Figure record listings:
++++++
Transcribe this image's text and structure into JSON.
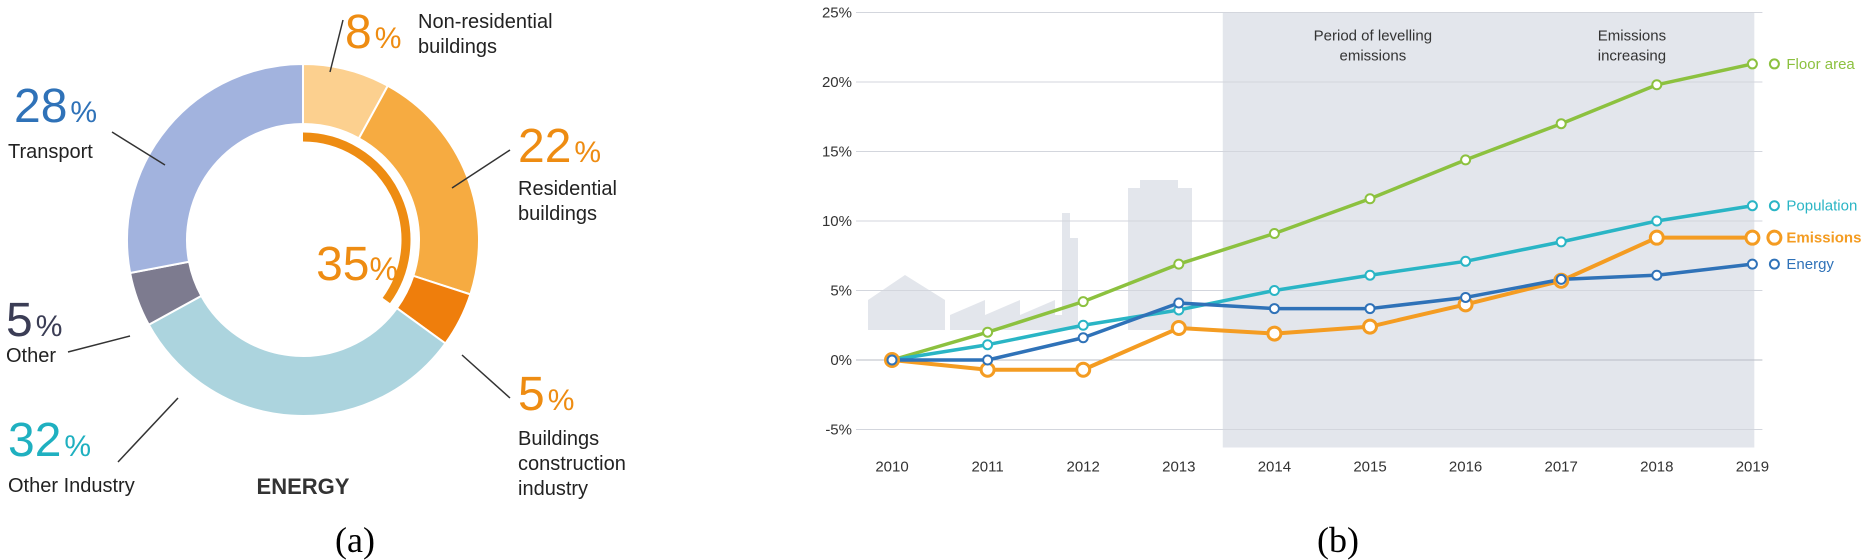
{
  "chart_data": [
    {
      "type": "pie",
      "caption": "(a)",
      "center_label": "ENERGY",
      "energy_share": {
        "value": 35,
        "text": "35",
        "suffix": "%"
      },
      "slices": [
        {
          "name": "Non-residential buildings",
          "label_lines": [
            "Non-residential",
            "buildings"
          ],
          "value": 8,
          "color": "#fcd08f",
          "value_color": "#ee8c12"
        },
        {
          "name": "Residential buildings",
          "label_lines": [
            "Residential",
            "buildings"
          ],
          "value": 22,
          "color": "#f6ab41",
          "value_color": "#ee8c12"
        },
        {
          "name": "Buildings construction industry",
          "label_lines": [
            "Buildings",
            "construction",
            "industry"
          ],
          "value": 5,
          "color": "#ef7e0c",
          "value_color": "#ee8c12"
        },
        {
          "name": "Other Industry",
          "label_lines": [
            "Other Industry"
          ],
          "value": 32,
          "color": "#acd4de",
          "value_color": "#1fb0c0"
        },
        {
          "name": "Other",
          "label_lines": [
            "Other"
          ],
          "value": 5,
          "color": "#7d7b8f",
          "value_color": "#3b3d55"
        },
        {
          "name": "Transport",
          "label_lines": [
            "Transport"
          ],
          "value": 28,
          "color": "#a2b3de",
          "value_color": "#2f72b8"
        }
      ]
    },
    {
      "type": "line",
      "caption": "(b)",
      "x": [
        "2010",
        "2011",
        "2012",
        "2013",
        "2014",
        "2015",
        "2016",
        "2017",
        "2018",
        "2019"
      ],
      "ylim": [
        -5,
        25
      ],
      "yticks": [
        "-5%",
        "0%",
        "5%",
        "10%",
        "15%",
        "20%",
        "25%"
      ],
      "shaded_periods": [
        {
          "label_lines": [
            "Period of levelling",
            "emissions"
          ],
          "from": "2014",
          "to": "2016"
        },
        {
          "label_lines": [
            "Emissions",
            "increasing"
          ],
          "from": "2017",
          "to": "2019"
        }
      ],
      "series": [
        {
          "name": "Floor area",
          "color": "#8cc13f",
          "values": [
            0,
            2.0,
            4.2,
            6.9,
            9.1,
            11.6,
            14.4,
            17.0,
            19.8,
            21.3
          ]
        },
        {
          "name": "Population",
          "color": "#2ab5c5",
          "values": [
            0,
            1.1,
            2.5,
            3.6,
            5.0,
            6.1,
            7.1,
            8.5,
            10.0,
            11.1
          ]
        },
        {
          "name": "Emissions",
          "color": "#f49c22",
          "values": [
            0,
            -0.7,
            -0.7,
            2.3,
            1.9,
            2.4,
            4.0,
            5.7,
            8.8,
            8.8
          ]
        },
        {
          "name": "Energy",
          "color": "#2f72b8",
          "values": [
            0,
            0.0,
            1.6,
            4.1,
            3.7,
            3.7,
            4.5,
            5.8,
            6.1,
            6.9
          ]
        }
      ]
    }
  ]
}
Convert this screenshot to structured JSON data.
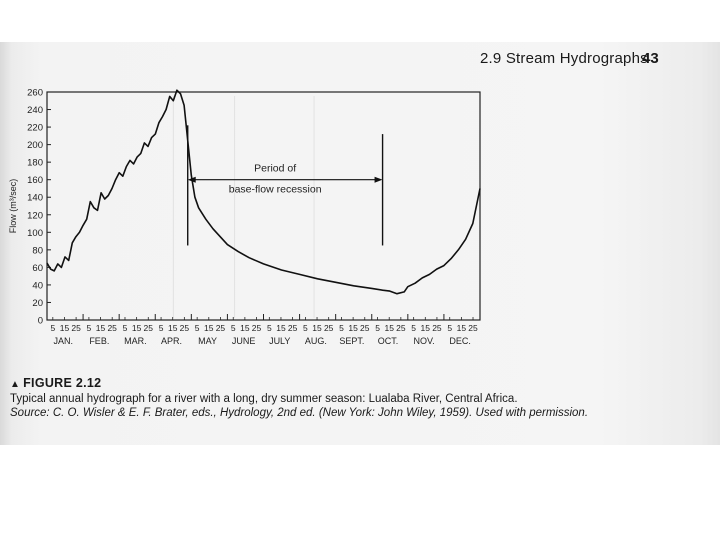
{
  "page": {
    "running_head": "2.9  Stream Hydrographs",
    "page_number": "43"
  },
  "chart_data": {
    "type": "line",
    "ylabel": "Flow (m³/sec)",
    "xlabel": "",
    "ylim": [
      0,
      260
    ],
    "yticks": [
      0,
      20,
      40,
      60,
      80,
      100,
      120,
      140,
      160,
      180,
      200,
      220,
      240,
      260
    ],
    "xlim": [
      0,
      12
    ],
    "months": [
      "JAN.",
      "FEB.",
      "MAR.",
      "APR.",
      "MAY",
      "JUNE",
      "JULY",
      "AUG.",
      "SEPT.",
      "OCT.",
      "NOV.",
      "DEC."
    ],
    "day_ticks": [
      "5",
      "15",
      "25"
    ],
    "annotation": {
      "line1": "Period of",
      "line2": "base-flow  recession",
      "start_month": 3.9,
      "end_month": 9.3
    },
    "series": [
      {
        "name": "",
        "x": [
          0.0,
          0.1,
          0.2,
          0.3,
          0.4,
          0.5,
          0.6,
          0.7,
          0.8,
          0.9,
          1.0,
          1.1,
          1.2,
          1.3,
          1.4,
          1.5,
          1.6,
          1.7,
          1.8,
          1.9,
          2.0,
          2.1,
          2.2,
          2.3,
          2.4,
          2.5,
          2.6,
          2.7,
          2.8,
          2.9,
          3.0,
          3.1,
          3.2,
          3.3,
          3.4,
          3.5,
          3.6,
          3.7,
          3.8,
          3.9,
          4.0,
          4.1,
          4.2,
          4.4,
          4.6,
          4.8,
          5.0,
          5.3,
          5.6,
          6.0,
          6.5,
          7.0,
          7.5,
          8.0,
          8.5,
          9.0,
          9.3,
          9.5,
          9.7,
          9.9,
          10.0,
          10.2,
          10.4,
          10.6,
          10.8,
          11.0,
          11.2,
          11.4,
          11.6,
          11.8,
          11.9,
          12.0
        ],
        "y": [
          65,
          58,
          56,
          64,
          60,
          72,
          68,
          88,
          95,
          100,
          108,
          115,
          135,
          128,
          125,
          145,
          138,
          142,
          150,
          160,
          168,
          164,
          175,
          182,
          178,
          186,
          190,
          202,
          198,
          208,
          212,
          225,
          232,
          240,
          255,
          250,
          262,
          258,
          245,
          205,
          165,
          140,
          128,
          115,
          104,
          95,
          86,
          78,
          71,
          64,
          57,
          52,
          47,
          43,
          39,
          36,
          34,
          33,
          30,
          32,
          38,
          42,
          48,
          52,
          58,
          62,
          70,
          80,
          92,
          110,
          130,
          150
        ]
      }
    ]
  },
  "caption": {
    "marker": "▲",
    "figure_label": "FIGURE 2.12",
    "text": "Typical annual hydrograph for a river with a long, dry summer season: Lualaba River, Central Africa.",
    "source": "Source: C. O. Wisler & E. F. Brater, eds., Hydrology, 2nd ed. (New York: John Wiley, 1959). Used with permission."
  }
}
++++++
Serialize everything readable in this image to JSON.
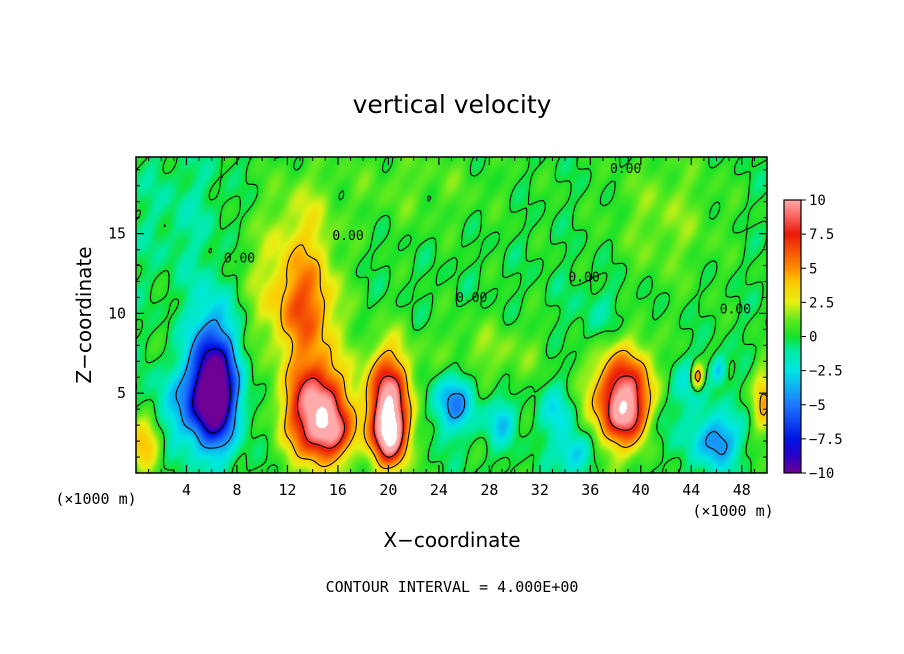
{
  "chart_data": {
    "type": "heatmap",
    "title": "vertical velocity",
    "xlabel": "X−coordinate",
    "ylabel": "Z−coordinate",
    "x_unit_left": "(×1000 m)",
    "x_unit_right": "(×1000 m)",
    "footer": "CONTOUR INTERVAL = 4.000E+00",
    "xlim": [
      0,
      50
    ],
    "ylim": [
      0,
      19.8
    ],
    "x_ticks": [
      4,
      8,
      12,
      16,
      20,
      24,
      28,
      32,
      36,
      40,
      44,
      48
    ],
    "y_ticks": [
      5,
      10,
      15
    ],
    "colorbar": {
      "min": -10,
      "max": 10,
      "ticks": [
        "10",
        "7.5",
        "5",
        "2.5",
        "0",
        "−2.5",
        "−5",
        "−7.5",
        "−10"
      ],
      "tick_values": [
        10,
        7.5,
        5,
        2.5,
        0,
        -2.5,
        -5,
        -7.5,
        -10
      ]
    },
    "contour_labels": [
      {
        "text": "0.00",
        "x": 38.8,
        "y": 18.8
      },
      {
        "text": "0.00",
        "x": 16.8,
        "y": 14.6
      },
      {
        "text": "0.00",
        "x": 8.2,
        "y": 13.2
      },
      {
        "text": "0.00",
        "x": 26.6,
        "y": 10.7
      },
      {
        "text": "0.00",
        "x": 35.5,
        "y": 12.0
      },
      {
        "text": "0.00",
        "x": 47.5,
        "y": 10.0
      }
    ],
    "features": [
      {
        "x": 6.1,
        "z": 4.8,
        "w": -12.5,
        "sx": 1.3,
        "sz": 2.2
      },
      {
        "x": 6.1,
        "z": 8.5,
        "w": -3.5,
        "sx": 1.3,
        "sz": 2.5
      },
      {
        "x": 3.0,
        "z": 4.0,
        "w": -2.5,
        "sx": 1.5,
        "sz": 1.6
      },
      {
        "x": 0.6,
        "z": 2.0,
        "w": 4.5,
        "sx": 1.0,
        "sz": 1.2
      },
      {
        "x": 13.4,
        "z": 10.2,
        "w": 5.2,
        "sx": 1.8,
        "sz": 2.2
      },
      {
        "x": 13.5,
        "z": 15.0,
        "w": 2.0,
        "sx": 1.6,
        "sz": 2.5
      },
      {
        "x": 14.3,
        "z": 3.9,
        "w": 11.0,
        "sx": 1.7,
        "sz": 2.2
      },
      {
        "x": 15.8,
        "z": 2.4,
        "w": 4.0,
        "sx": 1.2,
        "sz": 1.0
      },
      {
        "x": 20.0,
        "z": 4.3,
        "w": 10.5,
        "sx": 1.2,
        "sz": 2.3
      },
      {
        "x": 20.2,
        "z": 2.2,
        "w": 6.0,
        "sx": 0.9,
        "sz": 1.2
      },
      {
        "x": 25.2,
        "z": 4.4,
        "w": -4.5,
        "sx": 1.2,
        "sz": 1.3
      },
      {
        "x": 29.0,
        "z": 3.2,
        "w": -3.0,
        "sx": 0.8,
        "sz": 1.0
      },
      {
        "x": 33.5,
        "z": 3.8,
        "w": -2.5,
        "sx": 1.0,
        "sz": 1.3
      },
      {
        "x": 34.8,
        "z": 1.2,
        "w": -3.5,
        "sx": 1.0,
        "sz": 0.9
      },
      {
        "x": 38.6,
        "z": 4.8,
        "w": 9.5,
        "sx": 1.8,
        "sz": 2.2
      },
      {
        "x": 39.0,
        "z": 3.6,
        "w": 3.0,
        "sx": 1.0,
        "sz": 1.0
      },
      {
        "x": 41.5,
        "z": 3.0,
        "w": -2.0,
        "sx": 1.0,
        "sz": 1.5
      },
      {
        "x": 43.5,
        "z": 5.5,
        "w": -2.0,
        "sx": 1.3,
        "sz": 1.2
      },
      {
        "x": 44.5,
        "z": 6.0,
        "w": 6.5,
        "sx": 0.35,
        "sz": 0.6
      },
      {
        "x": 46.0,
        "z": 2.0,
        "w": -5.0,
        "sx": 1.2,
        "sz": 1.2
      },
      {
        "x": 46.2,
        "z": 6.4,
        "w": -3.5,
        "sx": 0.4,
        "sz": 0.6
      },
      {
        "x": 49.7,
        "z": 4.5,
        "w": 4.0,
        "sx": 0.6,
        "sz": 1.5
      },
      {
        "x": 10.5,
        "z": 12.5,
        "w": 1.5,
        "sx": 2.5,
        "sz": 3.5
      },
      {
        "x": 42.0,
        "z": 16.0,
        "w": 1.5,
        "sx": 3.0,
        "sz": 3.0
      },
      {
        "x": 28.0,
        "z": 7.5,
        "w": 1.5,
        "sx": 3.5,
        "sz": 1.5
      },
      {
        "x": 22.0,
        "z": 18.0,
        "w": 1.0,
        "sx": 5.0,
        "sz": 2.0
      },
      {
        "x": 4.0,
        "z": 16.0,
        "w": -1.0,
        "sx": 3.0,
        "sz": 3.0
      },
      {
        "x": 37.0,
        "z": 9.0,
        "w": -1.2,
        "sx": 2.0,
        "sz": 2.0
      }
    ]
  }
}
++++++
[Set task]:
Find the lines above that contain the word "JSON" and collect them.

[Result of the task]:
Transcribe this image's text and structure into JSON.
Convert this screenshot to structured JSON data.
Serialize everything readable in this image to JSON.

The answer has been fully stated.